Reading the listing below, count the lines that contain the word "label" and give that count alone.

--- BEGIN Data section ---

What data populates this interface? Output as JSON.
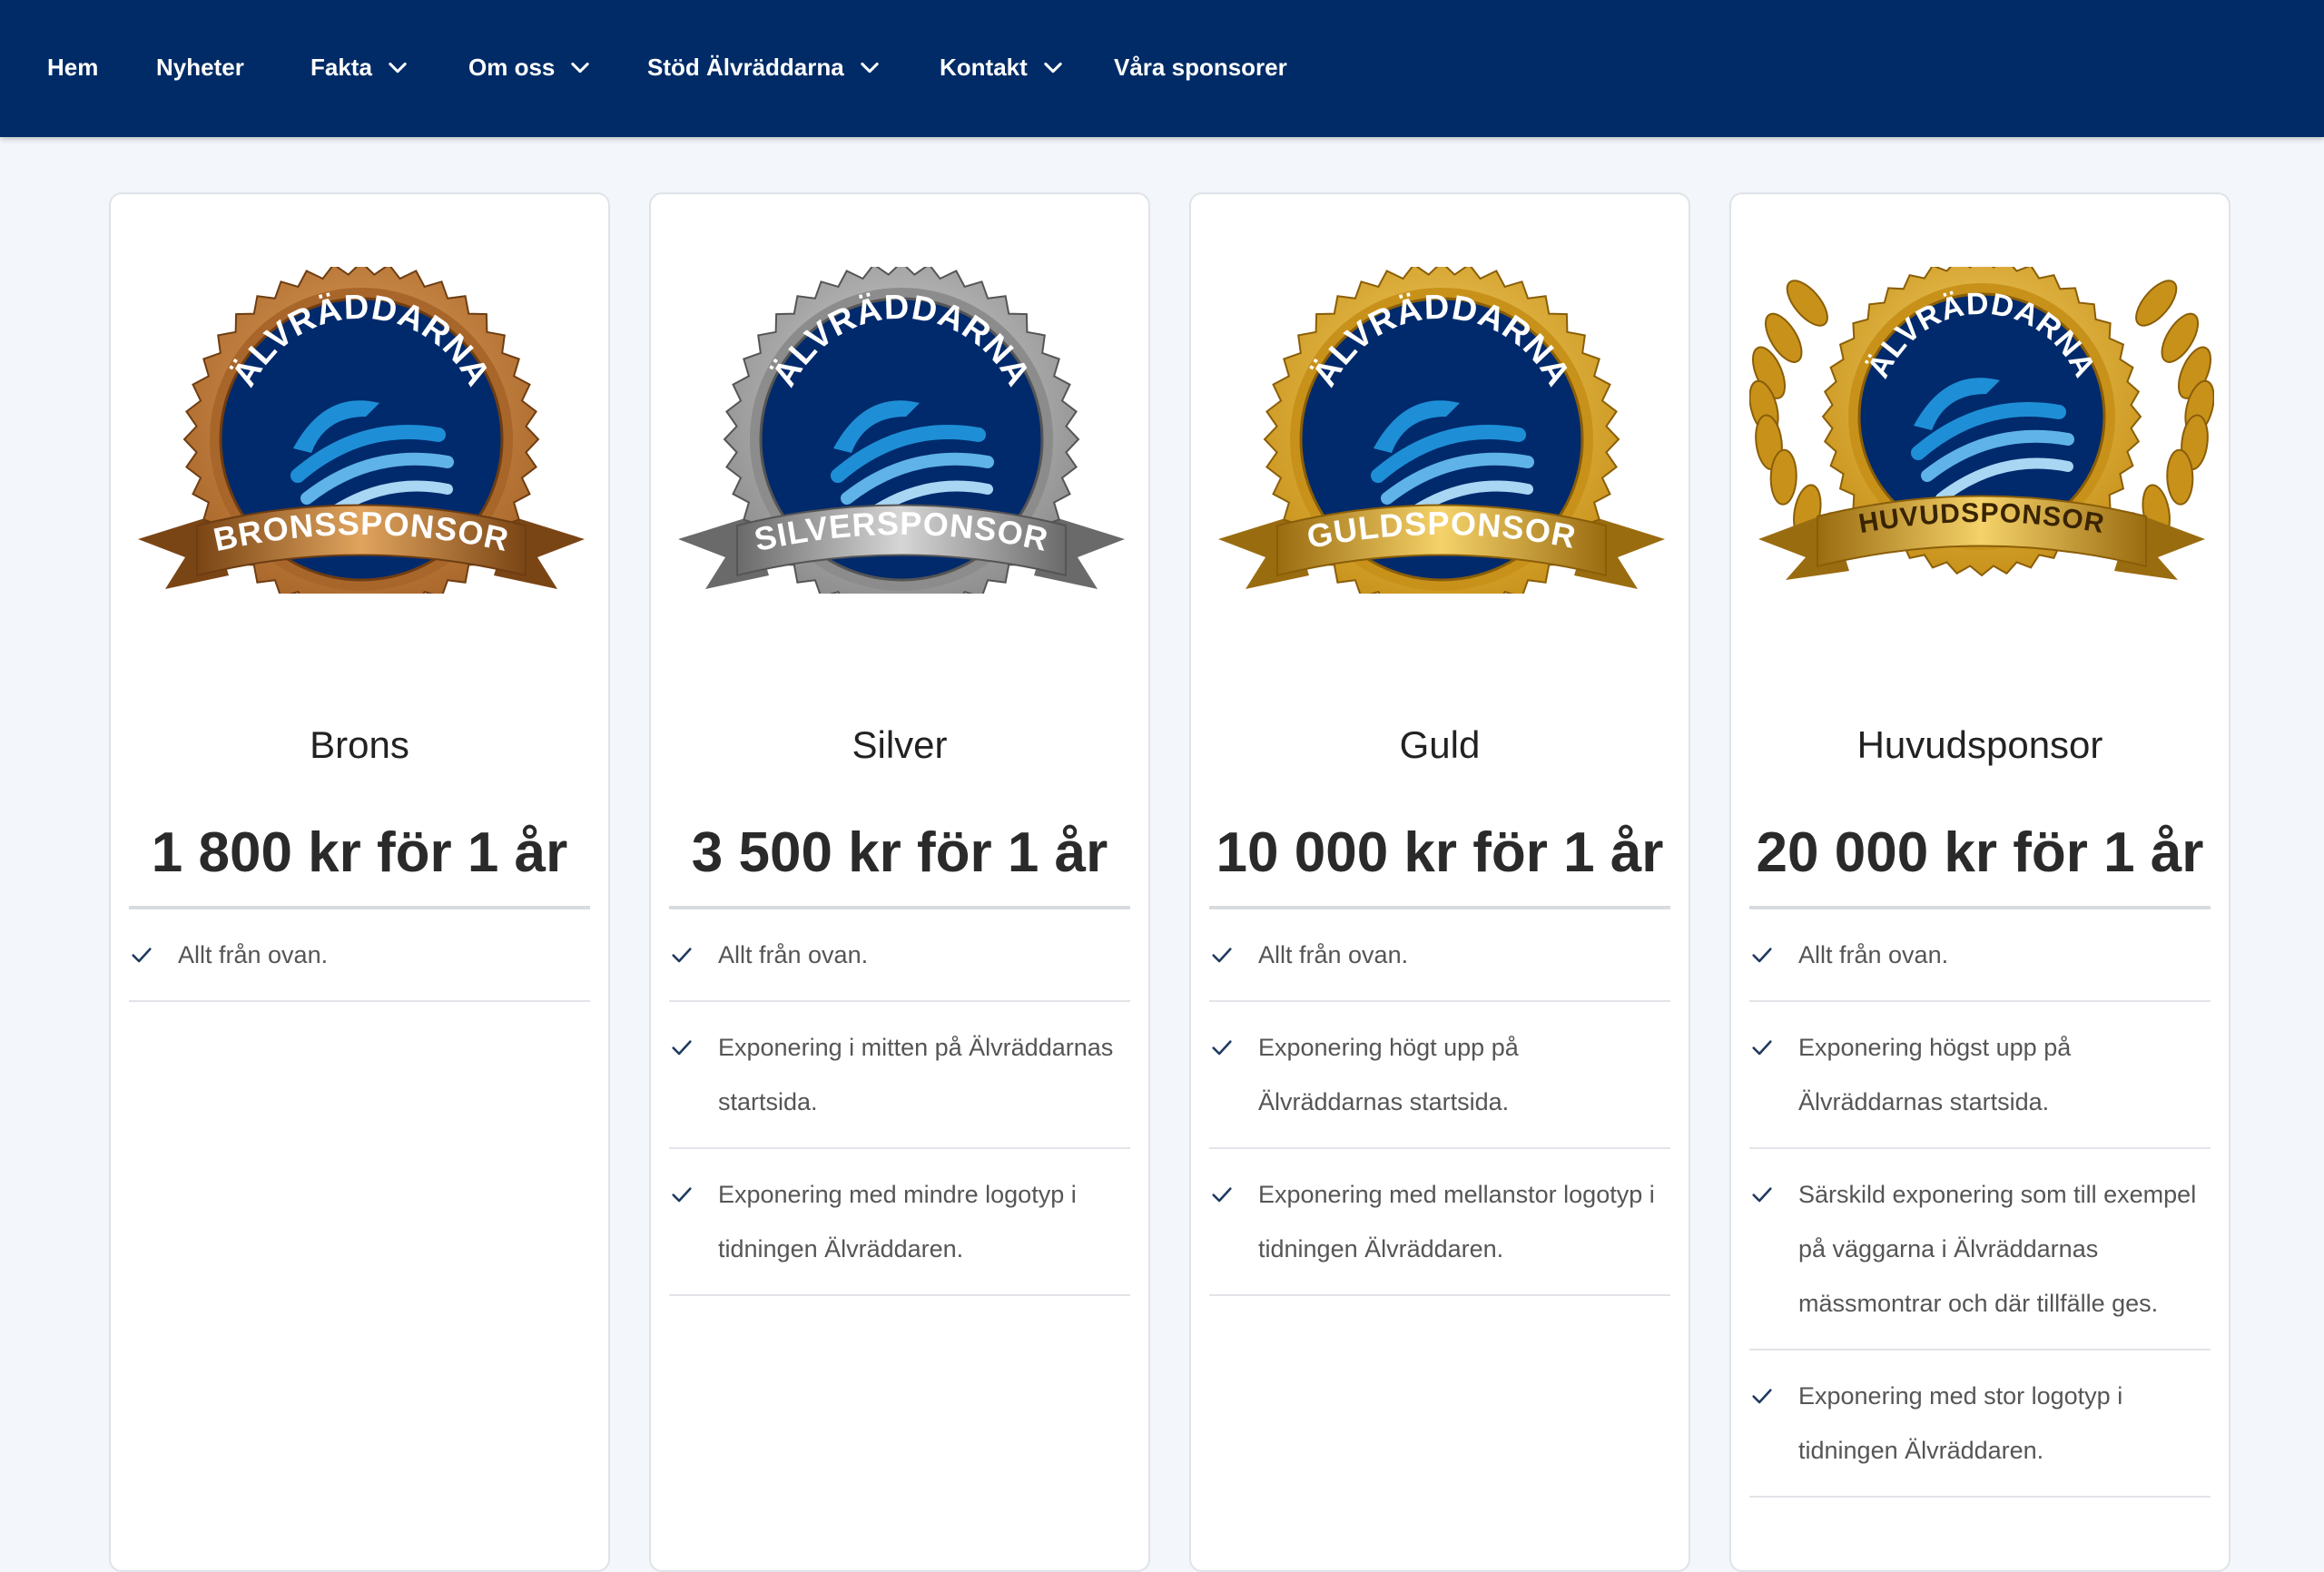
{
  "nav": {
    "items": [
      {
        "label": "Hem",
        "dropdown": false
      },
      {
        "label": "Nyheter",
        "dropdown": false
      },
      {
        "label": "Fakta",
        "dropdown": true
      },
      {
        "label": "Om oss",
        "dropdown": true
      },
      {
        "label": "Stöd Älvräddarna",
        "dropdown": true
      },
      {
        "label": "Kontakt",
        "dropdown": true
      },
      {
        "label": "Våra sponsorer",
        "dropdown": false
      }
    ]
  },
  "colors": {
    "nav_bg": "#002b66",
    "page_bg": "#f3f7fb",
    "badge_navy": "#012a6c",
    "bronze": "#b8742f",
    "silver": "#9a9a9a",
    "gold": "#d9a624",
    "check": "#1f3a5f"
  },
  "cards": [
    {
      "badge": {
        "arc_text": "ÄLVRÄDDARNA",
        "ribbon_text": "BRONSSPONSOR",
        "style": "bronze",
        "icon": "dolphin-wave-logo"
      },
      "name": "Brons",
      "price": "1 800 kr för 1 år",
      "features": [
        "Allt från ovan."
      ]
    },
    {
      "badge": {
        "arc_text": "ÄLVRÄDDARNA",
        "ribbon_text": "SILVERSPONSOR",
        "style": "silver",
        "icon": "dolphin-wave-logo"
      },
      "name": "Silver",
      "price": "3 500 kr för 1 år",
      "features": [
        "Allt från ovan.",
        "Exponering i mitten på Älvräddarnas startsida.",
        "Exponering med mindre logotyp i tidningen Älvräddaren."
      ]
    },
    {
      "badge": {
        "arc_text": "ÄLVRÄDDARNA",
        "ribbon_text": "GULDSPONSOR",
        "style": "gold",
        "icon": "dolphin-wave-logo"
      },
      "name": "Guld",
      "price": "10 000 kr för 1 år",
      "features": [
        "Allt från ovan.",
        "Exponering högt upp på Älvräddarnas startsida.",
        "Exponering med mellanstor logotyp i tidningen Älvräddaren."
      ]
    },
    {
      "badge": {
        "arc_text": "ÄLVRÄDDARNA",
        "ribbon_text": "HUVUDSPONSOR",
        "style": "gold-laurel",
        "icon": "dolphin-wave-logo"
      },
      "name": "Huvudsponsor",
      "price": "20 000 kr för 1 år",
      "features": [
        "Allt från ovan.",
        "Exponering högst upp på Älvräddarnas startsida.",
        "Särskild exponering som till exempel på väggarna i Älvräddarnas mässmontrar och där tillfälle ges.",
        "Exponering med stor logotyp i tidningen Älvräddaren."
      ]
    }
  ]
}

--- END Data section ---

### Answer for this exercise
7